Directions for this task:
Write out all of the data without omission, exactly as shown.

Extracted records:
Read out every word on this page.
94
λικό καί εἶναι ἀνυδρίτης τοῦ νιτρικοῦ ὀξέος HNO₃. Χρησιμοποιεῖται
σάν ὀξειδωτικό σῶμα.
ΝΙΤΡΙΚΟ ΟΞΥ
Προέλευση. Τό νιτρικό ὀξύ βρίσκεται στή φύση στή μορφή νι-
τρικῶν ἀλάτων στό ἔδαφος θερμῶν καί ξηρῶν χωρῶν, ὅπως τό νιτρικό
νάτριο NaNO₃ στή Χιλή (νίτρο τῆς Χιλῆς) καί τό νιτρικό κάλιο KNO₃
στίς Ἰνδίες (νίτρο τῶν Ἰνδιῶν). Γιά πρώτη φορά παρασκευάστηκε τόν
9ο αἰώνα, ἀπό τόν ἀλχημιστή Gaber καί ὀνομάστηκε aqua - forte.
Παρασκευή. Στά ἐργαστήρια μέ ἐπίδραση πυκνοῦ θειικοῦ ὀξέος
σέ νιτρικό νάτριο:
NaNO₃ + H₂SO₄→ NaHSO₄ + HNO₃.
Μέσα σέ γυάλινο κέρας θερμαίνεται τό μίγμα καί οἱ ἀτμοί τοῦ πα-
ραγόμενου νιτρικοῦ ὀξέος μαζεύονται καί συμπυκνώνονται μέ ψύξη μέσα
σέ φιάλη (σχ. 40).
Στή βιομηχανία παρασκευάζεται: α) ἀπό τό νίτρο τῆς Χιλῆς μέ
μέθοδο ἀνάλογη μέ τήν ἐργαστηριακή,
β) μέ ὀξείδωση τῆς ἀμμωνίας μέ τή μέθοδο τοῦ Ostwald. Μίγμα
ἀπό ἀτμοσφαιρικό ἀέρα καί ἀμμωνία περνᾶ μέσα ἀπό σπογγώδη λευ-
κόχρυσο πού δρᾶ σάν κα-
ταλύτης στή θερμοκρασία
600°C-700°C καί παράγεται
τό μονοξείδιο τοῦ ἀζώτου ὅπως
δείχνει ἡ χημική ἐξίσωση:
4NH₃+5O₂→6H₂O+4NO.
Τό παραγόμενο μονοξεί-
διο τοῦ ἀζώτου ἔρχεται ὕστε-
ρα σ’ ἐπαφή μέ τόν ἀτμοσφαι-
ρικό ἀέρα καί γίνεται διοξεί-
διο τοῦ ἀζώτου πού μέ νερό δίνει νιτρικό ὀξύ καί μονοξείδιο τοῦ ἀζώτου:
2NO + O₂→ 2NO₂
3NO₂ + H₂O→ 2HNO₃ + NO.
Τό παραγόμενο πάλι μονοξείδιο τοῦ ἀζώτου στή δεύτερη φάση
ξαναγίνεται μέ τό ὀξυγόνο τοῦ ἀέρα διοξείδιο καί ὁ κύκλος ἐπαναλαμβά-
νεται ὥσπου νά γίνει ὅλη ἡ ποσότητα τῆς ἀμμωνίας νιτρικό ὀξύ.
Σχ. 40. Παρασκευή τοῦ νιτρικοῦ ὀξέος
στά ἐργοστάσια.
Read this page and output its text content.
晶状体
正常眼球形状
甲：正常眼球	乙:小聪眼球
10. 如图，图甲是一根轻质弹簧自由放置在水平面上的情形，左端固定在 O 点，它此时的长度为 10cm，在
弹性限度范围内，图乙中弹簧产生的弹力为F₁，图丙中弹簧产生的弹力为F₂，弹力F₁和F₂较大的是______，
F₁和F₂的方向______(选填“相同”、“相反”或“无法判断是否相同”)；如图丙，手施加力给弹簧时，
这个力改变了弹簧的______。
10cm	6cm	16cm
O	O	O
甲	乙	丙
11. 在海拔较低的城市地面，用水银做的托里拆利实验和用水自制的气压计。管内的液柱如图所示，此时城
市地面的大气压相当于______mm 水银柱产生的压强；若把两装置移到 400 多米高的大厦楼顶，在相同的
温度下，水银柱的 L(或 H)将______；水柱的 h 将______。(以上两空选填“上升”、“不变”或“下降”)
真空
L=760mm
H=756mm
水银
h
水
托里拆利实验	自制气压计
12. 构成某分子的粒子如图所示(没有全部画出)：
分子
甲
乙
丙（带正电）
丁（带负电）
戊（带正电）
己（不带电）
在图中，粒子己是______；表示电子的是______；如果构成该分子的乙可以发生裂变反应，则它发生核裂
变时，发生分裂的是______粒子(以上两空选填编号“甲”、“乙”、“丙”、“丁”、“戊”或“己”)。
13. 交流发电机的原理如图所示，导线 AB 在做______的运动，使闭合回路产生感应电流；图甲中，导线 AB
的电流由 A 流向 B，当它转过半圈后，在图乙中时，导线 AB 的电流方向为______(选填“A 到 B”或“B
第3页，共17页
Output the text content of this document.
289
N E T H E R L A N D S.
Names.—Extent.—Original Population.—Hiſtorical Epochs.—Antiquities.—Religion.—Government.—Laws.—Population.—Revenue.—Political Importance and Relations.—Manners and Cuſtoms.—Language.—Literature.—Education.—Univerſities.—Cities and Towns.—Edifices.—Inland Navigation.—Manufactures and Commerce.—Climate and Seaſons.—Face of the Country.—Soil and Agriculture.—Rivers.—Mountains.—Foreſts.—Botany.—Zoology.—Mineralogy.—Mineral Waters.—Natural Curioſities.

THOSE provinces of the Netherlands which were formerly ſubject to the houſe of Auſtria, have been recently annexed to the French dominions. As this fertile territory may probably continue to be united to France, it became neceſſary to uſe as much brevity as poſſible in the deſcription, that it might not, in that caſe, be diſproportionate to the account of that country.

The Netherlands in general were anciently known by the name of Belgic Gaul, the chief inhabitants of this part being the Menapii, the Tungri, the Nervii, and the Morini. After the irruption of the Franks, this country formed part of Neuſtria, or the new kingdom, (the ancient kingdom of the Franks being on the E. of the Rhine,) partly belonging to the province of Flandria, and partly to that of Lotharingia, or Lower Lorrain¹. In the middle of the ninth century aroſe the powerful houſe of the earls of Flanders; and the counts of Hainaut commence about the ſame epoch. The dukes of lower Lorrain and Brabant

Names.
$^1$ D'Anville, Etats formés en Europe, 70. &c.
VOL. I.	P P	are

Output below:
Read out every word on this page.
94
λικό καί εἶναι ἀνυδρίτης τοῦ νιτρικοῦ ὀξέος HNO₃. Χρησιμοποιεῖται
σάν ὀξειδωτικό σῶμα.
ΝΙΤΡΙΚΟ ΟΞΥ
Προέλευση. Τό νιτρικό ὀξύ βρίσκεται στή φύση στή μορφή νι-
τρικῶν ἀλάτων στό ἔδαφος θερμῶν καί ξηρῶν χωρῶν, ὅπως τό νιτρικό
νάτριο NaNO₃ στή Χιλή (νίτρο τῆς Χιλῆς) καί τό νιτρικό κάλιο KNO₃
στίς Ἰνδίες (νίτρο τῶν Ἰνδιῶν). Γιά πρώτη φορά παρασκευάστηκε τόν
9ο αἰώνα, ἀπό τόν ἀλχημιστή Gaber καί ὀνομάστηκε aqua - forte.
Παρασκευή. Στά ἐργαστήρια μέ ἐπίδραση πυκνοῦ θειικοῦ ὀξέος
σέ νιτρικό νάτριο:
NaNO₃ + H₂SO₄→ NaHSO₄ + HNO₃.
Μέσα σέ γυάλινο κέρας θερμαίνεται τό μίγμα καί οἱ ἀτμοί τοῦ πα-
ραγόμενου νιτρικοῦ ὀξέος μαζεύονται καί συμπυκνώνονται μέ ψύξη μέσα
σέ φιάλη (σχ. 40).
Στή βιομηχανία παρασκευάζεται: α) ἀπό τό νίτρο τῆς Χιλῆς μέ
μέθοδο ἀνάλογη μέ τήν ἐργαστηριακή,
β) μέ ὀξείδωση τῆς ἀμμωνίας μέ τή μέθοδο τοῦ Ostwald. Μίγμα
ἀπό ἀτμοσφαιρικό ἀέρα καί ἀμμωνία περνᾶ μέσα ἀπό σπογγώδη λευ-
κόχρυσο πού δρᾶ σάν κα-
ταλύτης στή θερμοκρασία
600°C-700°C καί παράγεται
τό μονοξείδιο τοῦ ἀζώτου ὅπως
δείχνει ἡ χημική ἐξίσωση:
4NH₃+5O₂→6H₂O+4NO.
Τό παραγόμενο μονοξεί-
διο τοῦ ἀζώτου ἔρχεται ὕστε-
ρα σ’ ἐπαφή μέ τόν ἀτμοσφαι-
ρικό ἀέρα καί γίνεται διοξεί-
διο τοῦ ἀζώτου πού μέ νερό δίνει νιτρικό ὀξύ καί μονοξείδιο τοῦ ἀζώτου:
2NO + O₂→ 2NO₂
3NO₂ + H₂O→ 2HNO₃ + NO.
Τό παραγόμενο πάλι μονοξείδιο τοῦ ἀζώτου στή δεύτερη φάση
ξαναγίνεται μέ τό ὀξυγόνο τοῦ ἀέρα διοξείδιο καί ὁ κύκλος ἐπαναλαμβά-
νεται ὥσπου νά γίνει ὅλη ἡ ποσότητα τῆς ἀμμωνίας νιτρικό ὀξύ.
Σχ. 40. Παρασκευή τοῦ νιτρικοῦ ὀξέος
στά ἐργοστάσια.
Read this page and output its text content.
晶状体
正常眼球形状
甲：正常眼球	乙:小聪眼球
10. 如图，图甲是一根轻质弹簧自由放置在水平面上的情形，左端固定在 O 点，它此时的长度为 10cm，在
弹性限度范围内，图乙中弹簧产生的弹力为F₁，图丙中弹簧产生的弹力为F₂，弹力F₁和F₂较大的是______，
F₁和F₂的方向______(选填“相同”、“相反”或“无法判断是否相同”)；如图丙，手施加力给弹簧时，
这个力改变了弹簧的______。
10cm	6cm	16cm
O	O	O
甲	乙	丙
11. 在海拔较低的城市地面，用水银做的托里拆利实验和用水自制的气压计。管内的液柱如图所示，此时城
市地面的大气压相当于______mm 水银柱产生的压强；若把两装置移到 400 多米高的大厦楼顶，在相同的
温度下，水银柱的 L(或 H)将______；水柱的 h 将______。(以上两空选填“上升”、“不变”或“下降”)
真空
L=760mm
H=756mm
水银
h
水
托里拆利实验	自制气压计
12. 构成某分子的粒子如图所示(没有全部画出)：
分子
甲
乙
丙（带正电）
丁（带负电）
戊（带正电）
己（不带电）
在图中，粒子己是______；表示电子的是______；如果构成该分子的乙可以发生裂变反应，则它发生核裂
变时，发生分裂的是______粒子(以上两空选填编号“甲”、“乙”、“丙”、“丁”、“戊”或“己”)。
13. 交流发电机的原理如图所示，导线 AB 在做______的运动，使闭合回路产生感应电流；图甲中，导线 AB
的电流由 A 流向 B，当它转过半圈后，在图乙中时，导线 AB 的电流方向为______(选填“A 到 B”或“B
第3页，共17页
Output the text content of this document.
289
N E T H E R L A N D S.
Names.—Extent.—Original Population.—Hiſtorical Epochs.—Antiquities.—Religion.—Government.—Laws.—Population.—Revenue.—Political Importance and Relations.—Manners and Cuſtoms.—Language.—Literature.—Education.—Univerſities.—Cities and Towns.—Edifices.—Inland Navigation.—Manufactures and Commerce.—Climate and Seaſons.—Face of the Country.—Soil and Agriculture.—Rivers.—Mountains.—Foreſts.—Botany.—Zoology.—Mineralogy.—Mineral Waters.—Natural Curioſities.

THOSE provinces of the Netherlands which were formerly ſubject to the houſe of Auſtria, have been recently annexed to the French dominions. As this fertile territory may probably continue to be united to France, it became neceſſary to uſe as much brevity as poſſible in the deſcription, that it might not, in that caſe, be diſproportionate to the account of that country.

The Netherlands in general were anciently known by the name of Belgic Gaul, the chief inhabitants of this part being the Menapii, the Tungri, the Nervii, and the Morini. After the irruption of the Franks, this country formed part of Neuſtria, or the new kingdom, (the ancient kingdom of the Franks being on the E. of the Rhine,) partly belonging to the province of Flandria, and partly to that of Lotharingia, or Lower Lorrain¹. In the middle of the ninth century aroſe the powerful houſe of the earls of Flanders; and the counts of Hainaut commence about the ſame epoch. The dukes of lower Lorrain and Brabant

Names.
$^1$ D'Anville, Etats formés en Europe, 70. &c.
VOL. I.	P P	are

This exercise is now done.